* Input rows *
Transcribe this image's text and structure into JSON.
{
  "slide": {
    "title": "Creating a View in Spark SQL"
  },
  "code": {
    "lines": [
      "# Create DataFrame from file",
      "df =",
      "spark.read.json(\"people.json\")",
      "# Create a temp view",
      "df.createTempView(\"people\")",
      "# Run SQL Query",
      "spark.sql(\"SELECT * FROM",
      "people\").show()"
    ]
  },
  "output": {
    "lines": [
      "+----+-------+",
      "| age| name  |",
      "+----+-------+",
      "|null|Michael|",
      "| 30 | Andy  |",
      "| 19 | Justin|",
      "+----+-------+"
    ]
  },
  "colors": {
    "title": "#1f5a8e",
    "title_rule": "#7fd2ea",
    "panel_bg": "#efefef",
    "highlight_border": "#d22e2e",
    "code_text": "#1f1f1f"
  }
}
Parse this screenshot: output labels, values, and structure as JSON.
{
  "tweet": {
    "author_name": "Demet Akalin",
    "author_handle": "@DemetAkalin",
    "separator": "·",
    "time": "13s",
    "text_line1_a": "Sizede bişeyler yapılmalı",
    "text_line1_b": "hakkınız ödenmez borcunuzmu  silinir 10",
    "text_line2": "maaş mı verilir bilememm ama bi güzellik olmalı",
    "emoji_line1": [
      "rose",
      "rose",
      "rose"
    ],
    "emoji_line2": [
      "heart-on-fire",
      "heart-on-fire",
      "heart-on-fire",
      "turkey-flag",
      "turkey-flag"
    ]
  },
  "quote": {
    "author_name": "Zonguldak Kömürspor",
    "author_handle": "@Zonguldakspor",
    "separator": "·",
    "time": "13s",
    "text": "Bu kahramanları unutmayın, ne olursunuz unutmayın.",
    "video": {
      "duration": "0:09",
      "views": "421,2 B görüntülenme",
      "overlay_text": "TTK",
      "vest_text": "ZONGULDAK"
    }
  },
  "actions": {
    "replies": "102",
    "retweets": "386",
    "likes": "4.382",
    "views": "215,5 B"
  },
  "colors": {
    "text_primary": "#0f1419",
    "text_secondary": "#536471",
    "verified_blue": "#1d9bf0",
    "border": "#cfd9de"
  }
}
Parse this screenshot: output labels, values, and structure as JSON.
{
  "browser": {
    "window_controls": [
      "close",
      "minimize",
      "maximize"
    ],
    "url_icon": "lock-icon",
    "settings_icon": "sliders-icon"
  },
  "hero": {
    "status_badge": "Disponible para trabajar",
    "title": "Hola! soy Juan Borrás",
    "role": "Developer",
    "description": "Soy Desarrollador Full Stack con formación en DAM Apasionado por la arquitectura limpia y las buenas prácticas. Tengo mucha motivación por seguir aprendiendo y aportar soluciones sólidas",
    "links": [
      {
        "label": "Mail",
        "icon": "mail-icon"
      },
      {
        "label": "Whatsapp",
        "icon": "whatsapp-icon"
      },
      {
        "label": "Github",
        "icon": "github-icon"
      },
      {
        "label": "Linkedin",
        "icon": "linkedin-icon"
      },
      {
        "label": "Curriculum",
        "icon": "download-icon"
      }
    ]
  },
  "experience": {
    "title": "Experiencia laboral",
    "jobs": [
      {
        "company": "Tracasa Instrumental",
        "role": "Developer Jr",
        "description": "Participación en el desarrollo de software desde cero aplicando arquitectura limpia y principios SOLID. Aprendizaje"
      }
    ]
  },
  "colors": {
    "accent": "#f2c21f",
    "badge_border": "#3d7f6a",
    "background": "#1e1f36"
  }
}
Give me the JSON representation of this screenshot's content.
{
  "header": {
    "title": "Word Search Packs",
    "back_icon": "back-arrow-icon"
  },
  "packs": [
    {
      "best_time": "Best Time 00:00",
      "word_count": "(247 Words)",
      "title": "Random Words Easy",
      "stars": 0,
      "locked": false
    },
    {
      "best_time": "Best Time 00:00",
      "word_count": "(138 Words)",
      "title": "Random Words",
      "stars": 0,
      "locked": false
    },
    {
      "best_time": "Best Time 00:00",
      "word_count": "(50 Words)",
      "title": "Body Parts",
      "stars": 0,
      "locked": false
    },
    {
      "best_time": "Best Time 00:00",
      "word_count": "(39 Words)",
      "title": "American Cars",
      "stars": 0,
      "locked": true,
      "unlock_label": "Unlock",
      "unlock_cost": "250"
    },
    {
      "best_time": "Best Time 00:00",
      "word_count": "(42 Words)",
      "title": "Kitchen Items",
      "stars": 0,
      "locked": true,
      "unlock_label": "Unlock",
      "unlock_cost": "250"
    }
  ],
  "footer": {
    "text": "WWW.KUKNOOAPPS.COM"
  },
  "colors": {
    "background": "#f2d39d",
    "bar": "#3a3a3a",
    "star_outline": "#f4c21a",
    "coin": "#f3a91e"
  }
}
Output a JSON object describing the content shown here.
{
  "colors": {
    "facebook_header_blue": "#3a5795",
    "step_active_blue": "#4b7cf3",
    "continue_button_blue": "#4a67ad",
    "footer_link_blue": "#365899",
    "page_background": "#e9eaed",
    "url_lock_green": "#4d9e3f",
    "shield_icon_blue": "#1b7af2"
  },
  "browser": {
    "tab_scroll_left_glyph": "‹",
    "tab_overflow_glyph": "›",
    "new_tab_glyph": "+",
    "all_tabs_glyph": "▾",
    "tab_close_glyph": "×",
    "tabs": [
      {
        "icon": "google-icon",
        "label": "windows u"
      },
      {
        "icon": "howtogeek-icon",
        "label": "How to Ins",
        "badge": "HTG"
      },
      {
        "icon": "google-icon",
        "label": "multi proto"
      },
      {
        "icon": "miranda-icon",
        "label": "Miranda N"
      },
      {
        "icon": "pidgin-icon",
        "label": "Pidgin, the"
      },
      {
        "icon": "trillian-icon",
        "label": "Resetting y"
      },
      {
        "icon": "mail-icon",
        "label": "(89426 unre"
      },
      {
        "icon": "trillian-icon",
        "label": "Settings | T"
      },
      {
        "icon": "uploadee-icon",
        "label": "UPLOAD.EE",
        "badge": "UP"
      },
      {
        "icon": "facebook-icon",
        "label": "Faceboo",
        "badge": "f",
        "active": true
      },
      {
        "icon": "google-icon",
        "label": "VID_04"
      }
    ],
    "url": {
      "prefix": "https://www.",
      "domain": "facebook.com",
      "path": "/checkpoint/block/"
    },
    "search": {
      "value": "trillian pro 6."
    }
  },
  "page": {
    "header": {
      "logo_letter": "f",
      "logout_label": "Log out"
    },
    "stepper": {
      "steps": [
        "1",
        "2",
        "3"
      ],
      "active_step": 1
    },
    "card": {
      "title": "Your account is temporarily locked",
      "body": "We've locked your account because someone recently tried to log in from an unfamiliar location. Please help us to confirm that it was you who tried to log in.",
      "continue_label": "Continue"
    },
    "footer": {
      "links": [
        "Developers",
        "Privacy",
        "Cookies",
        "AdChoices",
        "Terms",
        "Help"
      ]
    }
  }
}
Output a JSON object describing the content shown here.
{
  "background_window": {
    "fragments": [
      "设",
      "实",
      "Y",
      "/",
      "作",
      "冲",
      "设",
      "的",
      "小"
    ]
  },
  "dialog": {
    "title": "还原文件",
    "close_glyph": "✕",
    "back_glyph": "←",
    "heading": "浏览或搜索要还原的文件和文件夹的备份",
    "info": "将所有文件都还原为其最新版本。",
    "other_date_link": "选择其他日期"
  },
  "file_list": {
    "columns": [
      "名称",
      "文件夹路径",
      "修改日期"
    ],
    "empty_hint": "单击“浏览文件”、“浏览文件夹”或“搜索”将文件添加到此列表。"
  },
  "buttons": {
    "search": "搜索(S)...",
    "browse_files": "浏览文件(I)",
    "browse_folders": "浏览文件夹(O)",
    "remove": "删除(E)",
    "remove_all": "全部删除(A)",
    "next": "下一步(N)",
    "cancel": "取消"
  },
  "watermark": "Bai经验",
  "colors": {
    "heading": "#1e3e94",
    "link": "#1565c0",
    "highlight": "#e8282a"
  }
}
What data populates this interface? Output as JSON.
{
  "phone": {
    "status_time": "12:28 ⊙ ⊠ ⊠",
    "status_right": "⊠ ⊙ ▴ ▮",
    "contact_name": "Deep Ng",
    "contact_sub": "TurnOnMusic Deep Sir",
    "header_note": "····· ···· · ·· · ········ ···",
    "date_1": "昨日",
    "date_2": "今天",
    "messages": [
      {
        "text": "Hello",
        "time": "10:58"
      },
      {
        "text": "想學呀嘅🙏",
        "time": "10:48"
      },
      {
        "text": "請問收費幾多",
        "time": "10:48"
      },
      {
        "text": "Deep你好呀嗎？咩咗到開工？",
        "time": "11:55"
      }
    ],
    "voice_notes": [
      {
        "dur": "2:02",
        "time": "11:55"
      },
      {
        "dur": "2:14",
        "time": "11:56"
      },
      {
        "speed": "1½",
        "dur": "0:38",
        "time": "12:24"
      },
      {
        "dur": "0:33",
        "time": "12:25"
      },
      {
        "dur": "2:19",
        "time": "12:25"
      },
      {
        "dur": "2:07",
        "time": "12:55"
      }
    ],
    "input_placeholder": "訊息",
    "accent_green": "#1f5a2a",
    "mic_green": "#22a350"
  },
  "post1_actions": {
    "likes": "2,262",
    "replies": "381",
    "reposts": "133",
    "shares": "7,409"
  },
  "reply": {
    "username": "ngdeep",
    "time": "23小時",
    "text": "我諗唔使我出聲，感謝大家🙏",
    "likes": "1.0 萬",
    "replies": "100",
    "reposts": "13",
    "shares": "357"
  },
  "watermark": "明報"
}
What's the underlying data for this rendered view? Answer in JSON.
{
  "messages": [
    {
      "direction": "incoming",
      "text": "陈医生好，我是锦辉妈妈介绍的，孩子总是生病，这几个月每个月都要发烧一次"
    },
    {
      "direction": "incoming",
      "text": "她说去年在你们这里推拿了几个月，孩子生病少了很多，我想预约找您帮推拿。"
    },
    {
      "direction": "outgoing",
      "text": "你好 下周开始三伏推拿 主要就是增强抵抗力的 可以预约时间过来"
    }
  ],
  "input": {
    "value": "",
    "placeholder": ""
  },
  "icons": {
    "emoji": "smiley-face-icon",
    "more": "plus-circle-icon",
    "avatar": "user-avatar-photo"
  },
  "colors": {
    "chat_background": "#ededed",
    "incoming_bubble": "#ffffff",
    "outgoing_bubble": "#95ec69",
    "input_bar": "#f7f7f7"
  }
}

* Exercise objective *
Find the line that contains "What's the underlying" in the listing above. Retype it and every line after it up to the last, exactly, and nothing else.

* The reply *
What's the underlying data for this rendered view? Answer in JSON.
{
  "messages": [
    {
      "direction": "incoming",
      "text": "陈医生好，我是锦辉妈妈介绍的，孩子总是生病，这几个月每个月都要发烧一次"
    },
    {
      "direction": "incoming",
      "text": "她说去年在你们这里推拿了几个月，孩子生病少了很多，我想预约找您帮推拿。"
    },
    {
      "direction": "outgoing",
      "text": "你好 下周开始三伏推拿 主要就是增强抵抗力的 可以预约时间过来"
    }
  ],
  "input": {
    "value": "",
    "placeholder": ""
  },
  "icons": {
    "emoji": "smiley-face-icon",
    "more": "plus-circle-icon",
    "avatar": "user-avatar-photo"
  },
  "colors": {
    "chat_background": "#ededed",
    "incoming_bubble": "#ffffff",
    "outgoing_bubble": "#95ec69",
    "input_bar": "#f7f7f7"
  }
}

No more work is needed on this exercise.